EXERCISE BRIEF —
Copy every entry word for word. Skip the pictures.

GIVEN RECORDS —
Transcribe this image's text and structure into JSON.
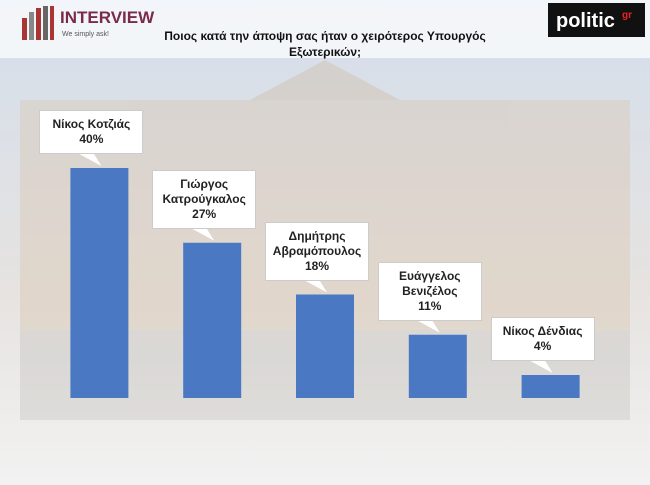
{
  "logos": {
    "interview": "INTERVIEW",
    "interview_tagline": "We simply ask!",
    "politic": "politic",
    "politic_suffix": "gr"
  },
  "chart_data": {
    "type": "bar",
    "title": "Ποιος κατά την άποψη σας ήταν ο χειρότερος Υπουργός Εξωτερικών;",
    "categories": [
      "Νίκος Κοτζιάς",
      "Γιώργος Κατρούγκαλος",
      "Δημήτρης Αβραμόπουλος",
      "Ευάγγελος Βενιζέλος",
      "Νίκος Δένδιας"
    ],
    "values": [
      40,
      27,
      18,
      11,
      4
    ],
    "value_labels": [
      "40%",
      "27%",
      "18%",
      "11%",
      "4%"
    ],
    "color": "#4a78c2",
    "ylim": [
      0,
      40
    ]
  }
}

WRITTEN RESPONSE —
Transcribe this image's text and structure into JSON.
{
  "logos": {
    "interview": "INTERVIEW",
    "interview_tagline": "We simply ask!",
    "politic": "politic",
    "politic_suffix": "gr"
  },
  "chart_data": {
    "type": "bar",
    "title": "Ποιος κατά την άποψη σας ήταν ο χειρότερος Υπουργός Εξωτερικών;",
    "categories": [
      "Νίκος Κοτζιάς",
      "Γιώργος Κατρούγκαλος",
      "Δημήτρης Αβραμόπουλος",
      "Ευάγγελος Βενιζέλος",
      "Νίκος Δένδιας"
    ],
    "values": [
      40,
      27,
      18,
      11,
      4
    ],
    "value_labels": [
      "40%",
      "27%",
      "18%",
      "11%",
      "4%"
    ],
    "color": "#4a78c2",
    "ylim": [
      0,
      40
    ]
  }
}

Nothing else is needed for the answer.